— Task details —
Pick out each line of the records in which the word "true" appears.

Exercise materials start

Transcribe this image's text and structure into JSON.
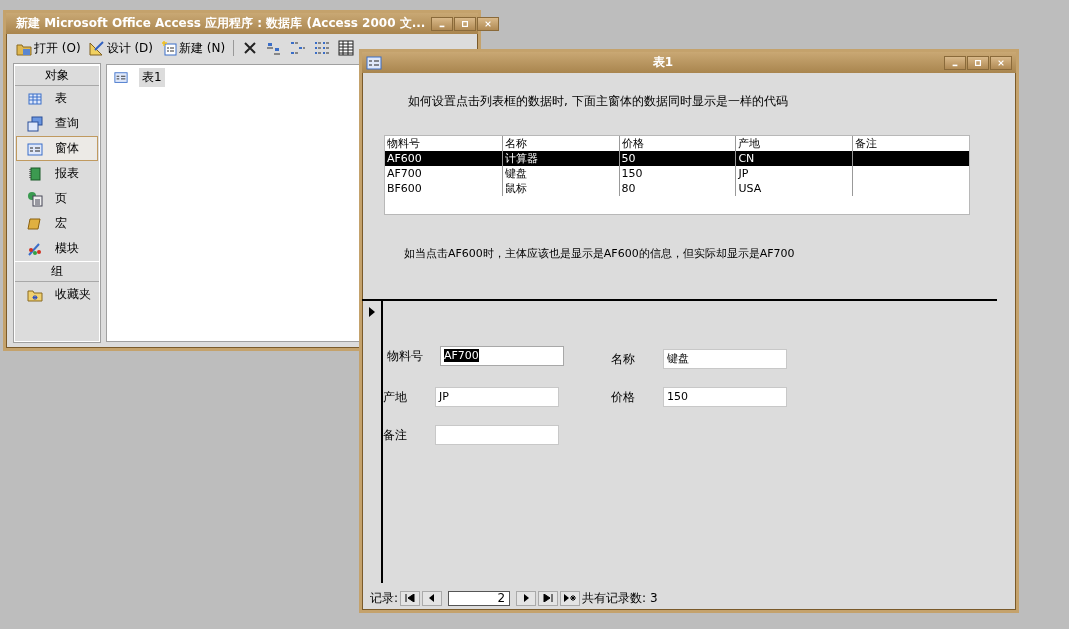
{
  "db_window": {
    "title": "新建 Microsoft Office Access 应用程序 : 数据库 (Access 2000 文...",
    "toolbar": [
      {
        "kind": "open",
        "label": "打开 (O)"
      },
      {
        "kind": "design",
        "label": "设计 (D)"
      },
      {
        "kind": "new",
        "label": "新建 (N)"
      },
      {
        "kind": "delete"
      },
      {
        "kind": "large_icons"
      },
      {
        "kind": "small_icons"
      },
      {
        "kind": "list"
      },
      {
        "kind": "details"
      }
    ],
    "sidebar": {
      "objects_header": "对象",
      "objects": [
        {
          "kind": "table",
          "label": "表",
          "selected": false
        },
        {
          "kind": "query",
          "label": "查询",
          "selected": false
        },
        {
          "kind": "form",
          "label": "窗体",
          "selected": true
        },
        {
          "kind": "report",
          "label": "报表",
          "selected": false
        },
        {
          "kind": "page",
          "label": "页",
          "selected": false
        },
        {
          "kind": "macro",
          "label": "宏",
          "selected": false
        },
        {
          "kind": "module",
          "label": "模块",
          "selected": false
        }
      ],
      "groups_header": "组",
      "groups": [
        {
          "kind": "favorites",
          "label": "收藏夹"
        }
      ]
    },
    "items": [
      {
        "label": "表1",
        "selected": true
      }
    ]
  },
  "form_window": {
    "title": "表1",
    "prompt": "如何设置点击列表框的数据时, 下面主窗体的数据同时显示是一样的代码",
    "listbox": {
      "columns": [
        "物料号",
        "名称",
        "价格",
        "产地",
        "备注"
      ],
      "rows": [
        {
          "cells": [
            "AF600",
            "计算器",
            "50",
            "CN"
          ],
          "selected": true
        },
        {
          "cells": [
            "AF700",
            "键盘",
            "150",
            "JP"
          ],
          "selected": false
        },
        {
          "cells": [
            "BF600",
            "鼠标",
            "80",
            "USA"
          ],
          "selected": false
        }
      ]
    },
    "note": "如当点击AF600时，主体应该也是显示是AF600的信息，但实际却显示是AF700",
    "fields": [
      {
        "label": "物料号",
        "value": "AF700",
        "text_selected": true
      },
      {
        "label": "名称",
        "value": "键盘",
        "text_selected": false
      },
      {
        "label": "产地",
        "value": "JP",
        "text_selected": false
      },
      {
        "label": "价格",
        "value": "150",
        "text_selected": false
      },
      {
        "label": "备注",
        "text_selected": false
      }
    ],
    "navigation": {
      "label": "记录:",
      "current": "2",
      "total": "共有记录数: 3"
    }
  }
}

Exercise materials end
Exercise materials start

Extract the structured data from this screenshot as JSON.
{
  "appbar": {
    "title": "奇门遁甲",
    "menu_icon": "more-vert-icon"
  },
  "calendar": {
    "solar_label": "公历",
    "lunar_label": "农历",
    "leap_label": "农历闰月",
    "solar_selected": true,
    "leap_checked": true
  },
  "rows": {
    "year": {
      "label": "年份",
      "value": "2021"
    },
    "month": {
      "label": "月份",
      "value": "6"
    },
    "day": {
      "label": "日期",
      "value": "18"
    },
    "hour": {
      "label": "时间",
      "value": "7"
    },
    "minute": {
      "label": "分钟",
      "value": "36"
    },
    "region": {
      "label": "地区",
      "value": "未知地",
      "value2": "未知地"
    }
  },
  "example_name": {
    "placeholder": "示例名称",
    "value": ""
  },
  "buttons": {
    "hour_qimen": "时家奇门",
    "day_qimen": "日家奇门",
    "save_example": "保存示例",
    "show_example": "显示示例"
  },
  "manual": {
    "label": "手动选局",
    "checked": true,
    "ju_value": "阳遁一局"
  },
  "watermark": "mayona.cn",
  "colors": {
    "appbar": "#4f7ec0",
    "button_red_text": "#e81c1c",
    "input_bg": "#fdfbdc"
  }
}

Exercise materials end

— Answer to the exercise —
          "selected": true
        "selected": true
          "selected": true
        "text_selected": true
    "solar_selected": true,
    "leap_checked": true
    "checked": true,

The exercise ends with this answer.